DIRECTIONS = Locate all lines with the word "производства". Copy them.

* START DATA FOR THIS TASK *

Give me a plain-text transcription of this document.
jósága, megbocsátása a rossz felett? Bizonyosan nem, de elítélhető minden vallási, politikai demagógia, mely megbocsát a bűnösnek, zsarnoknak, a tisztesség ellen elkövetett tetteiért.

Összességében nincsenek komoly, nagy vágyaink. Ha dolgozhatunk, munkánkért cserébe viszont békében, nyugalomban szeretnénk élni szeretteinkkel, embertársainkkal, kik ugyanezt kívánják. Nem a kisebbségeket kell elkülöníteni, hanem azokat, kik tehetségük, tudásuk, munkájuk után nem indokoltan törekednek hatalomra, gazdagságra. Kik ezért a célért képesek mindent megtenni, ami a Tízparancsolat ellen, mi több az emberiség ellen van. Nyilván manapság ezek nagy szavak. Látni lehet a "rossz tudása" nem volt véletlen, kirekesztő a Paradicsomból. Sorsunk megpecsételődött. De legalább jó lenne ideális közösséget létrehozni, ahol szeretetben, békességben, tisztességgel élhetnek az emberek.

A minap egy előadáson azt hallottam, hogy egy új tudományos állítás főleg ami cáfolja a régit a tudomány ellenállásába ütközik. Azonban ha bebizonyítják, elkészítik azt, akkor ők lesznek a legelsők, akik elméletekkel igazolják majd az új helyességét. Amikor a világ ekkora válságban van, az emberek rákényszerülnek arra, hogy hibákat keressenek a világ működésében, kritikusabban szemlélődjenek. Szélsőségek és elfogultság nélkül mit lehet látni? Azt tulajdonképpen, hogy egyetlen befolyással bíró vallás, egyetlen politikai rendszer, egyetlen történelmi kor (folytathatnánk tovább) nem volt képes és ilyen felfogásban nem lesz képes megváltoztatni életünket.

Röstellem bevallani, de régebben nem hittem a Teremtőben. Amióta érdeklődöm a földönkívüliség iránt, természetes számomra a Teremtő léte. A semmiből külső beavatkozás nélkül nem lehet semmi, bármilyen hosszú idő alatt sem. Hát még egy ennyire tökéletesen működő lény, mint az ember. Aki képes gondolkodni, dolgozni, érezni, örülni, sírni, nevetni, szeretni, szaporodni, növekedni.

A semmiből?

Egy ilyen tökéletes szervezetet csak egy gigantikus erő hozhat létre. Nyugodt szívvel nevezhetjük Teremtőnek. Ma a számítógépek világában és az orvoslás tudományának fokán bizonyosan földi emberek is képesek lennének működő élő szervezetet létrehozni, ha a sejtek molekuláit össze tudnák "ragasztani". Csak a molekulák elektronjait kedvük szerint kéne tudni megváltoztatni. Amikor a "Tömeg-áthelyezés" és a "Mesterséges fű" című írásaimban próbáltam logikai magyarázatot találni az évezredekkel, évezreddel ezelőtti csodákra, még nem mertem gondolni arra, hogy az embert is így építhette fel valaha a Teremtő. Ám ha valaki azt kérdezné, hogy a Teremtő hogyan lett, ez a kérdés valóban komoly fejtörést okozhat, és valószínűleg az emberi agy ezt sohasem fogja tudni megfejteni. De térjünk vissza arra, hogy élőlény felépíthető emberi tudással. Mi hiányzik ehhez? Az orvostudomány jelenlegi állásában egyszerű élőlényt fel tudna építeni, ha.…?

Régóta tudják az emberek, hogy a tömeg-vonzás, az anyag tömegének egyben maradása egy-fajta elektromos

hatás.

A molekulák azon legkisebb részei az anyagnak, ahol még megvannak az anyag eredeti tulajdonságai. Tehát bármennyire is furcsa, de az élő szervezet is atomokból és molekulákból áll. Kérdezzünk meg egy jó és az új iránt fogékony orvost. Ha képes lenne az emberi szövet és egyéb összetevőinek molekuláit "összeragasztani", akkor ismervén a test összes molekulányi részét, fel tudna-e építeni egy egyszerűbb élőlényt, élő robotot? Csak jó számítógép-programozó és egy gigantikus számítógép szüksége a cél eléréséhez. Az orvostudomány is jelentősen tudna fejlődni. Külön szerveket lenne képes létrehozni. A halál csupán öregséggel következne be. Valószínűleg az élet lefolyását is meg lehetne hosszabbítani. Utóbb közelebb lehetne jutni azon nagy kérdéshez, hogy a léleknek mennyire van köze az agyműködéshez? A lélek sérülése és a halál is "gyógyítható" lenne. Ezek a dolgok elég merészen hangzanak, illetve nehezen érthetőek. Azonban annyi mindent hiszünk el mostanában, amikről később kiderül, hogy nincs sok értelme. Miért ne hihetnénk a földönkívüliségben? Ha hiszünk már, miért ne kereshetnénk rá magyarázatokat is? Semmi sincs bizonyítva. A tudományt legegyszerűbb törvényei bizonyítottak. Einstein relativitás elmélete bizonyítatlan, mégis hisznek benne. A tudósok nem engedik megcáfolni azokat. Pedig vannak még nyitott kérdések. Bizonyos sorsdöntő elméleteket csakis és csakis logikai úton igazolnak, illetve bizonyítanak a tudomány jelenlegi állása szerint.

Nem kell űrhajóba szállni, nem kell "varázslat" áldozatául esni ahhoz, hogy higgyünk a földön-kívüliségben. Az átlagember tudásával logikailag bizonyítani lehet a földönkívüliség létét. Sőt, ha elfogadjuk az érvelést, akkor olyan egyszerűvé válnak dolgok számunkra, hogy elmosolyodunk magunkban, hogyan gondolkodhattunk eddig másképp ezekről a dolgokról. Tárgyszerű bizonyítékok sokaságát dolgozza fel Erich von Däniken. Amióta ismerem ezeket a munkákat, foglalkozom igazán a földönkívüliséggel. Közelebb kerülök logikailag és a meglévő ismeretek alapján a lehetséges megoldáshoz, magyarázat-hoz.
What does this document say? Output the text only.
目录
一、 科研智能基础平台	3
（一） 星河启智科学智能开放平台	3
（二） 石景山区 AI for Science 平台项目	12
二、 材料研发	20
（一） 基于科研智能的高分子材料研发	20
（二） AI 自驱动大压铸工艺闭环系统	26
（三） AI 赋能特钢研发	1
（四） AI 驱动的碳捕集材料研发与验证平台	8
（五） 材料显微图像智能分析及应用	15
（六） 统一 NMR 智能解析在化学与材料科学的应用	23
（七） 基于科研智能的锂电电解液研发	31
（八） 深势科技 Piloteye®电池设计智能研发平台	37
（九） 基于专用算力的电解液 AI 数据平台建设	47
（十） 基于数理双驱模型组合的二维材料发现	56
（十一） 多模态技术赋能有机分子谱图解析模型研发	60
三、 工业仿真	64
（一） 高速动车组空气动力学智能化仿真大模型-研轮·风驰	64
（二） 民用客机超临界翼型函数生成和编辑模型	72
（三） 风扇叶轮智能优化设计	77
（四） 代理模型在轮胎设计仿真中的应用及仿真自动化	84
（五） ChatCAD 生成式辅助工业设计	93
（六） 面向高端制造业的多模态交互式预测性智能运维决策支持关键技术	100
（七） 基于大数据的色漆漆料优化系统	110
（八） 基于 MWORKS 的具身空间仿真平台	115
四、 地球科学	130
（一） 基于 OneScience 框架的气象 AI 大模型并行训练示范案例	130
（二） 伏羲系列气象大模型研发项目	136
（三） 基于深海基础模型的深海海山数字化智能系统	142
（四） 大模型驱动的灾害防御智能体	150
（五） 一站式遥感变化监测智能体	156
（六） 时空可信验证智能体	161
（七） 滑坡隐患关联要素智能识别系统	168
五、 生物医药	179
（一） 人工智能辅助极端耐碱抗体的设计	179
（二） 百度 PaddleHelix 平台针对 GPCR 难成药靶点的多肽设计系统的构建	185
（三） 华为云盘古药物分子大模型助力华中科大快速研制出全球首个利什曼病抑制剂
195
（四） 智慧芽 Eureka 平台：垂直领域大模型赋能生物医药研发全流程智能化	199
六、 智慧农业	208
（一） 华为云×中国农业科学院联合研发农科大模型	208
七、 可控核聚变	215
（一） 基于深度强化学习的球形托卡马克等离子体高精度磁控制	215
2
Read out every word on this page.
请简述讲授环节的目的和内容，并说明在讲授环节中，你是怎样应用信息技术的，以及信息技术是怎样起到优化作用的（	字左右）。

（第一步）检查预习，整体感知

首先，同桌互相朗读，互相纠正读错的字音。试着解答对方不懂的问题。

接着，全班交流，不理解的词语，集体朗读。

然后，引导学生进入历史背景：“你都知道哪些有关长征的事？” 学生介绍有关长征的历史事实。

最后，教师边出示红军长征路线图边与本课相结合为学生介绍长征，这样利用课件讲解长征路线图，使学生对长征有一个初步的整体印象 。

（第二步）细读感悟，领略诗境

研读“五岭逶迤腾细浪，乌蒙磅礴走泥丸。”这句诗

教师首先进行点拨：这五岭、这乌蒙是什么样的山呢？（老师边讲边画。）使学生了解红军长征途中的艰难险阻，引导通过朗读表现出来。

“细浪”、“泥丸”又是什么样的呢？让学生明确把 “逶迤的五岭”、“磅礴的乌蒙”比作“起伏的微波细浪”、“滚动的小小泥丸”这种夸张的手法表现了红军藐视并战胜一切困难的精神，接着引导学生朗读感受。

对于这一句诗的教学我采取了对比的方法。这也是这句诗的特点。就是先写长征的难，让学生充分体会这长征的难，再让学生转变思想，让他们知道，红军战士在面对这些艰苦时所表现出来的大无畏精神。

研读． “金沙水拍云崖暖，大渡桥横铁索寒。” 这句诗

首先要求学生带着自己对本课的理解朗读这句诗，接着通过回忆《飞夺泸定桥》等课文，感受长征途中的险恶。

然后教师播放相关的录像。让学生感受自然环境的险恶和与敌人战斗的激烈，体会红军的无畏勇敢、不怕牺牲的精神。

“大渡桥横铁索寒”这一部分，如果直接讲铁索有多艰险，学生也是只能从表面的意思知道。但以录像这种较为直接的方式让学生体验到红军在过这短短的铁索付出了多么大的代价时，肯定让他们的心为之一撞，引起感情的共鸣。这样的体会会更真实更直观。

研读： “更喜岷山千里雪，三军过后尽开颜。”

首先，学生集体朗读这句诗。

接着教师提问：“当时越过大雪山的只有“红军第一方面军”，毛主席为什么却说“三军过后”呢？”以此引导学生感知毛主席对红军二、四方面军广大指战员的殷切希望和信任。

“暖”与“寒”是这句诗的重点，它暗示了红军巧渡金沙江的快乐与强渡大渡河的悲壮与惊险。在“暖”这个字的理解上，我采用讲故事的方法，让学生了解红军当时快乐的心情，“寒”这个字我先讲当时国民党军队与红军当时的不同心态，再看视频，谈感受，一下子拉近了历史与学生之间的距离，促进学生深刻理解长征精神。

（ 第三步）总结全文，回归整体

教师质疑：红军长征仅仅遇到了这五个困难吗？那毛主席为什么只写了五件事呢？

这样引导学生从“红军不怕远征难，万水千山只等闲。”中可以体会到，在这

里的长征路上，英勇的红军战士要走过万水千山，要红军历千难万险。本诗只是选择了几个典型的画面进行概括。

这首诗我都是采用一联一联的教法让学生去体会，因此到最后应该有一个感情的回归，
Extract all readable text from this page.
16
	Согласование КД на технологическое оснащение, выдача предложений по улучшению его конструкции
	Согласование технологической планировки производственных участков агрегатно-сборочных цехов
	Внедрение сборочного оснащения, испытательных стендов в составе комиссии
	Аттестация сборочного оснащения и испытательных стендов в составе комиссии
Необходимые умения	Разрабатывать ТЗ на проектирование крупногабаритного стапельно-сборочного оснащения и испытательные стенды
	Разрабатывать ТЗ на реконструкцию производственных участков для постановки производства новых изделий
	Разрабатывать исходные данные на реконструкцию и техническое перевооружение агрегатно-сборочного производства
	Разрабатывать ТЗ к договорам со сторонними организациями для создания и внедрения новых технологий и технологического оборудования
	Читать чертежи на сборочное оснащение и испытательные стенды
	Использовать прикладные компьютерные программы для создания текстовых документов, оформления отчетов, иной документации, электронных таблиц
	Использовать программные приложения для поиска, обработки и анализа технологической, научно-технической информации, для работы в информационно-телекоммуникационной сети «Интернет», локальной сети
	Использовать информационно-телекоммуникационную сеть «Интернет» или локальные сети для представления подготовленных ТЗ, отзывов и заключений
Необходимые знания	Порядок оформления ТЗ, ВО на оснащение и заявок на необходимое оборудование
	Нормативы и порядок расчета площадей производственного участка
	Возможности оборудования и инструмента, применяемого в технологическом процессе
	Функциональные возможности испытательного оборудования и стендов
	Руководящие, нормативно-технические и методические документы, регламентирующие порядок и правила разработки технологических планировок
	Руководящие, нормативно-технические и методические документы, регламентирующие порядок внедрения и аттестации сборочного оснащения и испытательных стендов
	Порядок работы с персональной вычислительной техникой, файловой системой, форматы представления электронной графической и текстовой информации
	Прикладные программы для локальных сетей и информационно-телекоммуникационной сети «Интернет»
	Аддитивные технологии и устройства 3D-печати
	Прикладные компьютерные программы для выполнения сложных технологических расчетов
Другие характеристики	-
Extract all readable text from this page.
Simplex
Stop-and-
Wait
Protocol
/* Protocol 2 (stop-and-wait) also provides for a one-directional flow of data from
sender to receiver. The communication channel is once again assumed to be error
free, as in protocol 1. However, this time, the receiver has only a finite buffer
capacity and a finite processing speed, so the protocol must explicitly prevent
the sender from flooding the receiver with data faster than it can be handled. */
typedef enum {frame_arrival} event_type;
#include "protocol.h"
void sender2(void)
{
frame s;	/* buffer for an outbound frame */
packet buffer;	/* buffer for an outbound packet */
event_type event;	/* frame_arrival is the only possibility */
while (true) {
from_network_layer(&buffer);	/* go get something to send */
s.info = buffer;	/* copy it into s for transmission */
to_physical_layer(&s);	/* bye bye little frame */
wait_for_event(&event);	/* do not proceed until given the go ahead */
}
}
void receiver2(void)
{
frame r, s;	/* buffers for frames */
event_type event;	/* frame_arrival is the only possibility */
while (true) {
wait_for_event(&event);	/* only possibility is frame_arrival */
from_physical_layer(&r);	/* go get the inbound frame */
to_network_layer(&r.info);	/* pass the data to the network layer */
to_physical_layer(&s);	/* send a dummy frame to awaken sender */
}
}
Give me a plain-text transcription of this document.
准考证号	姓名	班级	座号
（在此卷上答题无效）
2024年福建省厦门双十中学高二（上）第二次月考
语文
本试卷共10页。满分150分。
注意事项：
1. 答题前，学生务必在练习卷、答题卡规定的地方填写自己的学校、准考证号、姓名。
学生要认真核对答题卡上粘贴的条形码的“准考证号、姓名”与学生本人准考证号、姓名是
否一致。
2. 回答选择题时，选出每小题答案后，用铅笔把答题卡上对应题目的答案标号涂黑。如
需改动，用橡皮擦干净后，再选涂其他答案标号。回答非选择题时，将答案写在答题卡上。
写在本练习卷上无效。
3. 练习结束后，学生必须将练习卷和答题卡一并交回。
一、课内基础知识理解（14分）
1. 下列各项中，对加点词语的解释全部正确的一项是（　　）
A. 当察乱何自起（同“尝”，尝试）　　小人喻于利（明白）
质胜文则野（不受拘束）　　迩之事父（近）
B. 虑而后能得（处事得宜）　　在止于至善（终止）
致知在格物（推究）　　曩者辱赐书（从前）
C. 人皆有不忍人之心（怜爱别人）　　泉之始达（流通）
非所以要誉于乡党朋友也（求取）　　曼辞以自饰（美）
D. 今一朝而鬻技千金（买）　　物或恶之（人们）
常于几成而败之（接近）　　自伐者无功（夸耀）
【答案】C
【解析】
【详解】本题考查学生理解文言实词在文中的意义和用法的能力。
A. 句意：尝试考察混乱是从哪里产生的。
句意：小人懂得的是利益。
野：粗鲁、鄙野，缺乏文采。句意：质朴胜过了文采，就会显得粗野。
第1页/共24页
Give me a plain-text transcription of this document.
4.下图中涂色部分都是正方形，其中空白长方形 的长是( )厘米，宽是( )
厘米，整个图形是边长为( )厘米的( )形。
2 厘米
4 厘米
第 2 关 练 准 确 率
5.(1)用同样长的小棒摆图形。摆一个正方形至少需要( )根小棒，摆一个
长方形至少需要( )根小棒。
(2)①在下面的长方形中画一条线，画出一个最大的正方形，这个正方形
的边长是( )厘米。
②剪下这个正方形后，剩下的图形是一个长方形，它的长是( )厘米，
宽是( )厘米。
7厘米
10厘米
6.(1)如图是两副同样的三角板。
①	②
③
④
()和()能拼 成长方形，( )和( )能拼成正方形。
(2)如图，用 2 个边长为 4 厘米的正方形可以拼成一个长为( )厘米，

* END DATA FOR THIS TASK *

ANSWER FOR THE TASK =
	Разрабатывать ТЗ на реконструкцию производственных участков для постановки производства новых изделий
	Разрабатывать исходные данные на реконструкцию и техническое перевооружение агрегатно-сборочного производства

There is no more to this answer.